### Problem to solve
Search the records that follow and extract every line containing the string "años".
--- begin Information provided ---
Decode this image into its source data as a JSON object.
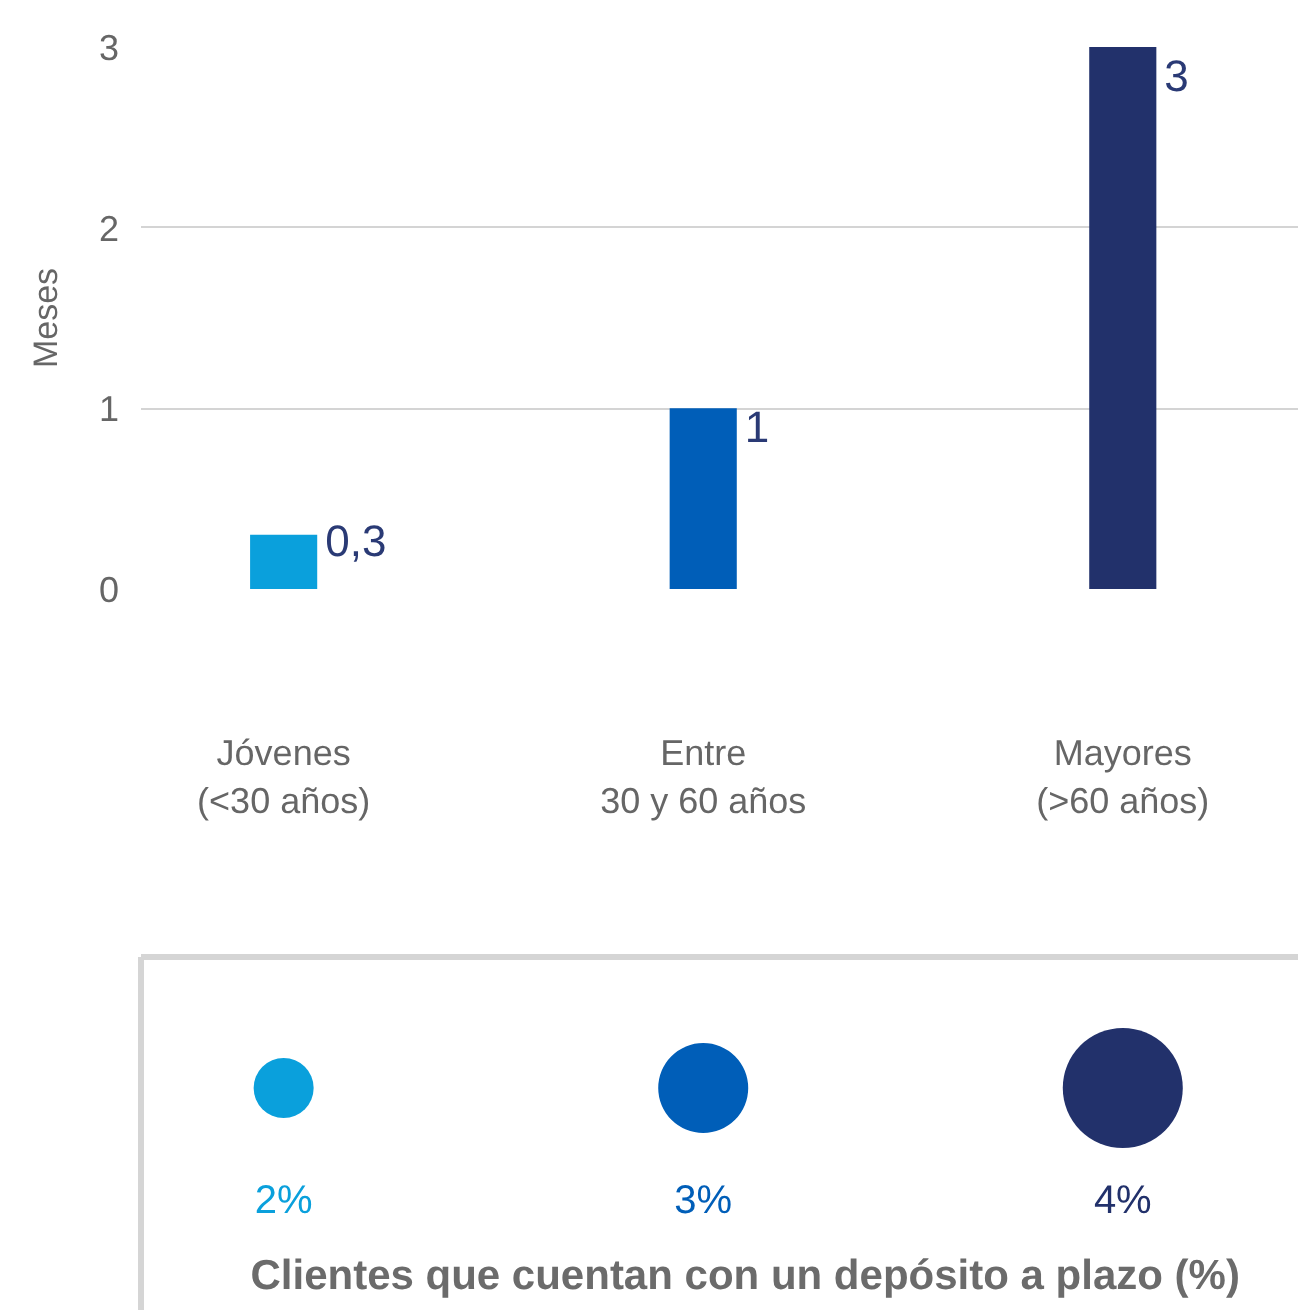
{
  "chart_data": [
    {
      "type": "bar",
      "categories": [
        "Jóvenes\n(<30 años)",
        "Entre\n30 y 60 años",
        "Mayores\n(>60 años)"
      ],
      "values": [
        0.3,
        1,
        3
      ],
      "colors": [
        "#0aa0dc",
        "#005eb8",
        "#22316b"
      ],
      "value_labels": [
        "0,3",
        "1",
        "3"
      ],
      "ylabel": "Meses",
      "ylim": [
        0,
        3
      ],
      "yticks": [
        0,
        1,
        2,
        3
      ],
      "grid": "y"
    },
    {
      "type": "other",
      "title": "Clientes que cuentan con un depósito a plazo (%)",
      "values": [
        2,
        3,
        4
      ],
      "value_labels": [
        "2%",
        "3%",
        "4%"
      ],
      "colors": [
        "#0aa0dc",
        "#005eb8",
        "#22316b"
      ]
    }
  ]
}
--- end Information provided ---
### Correct answer
        "Jóvenes\n(<30 años)",
        "Entre\n30 y 60 años",
        "Mayores\n(>60 años)"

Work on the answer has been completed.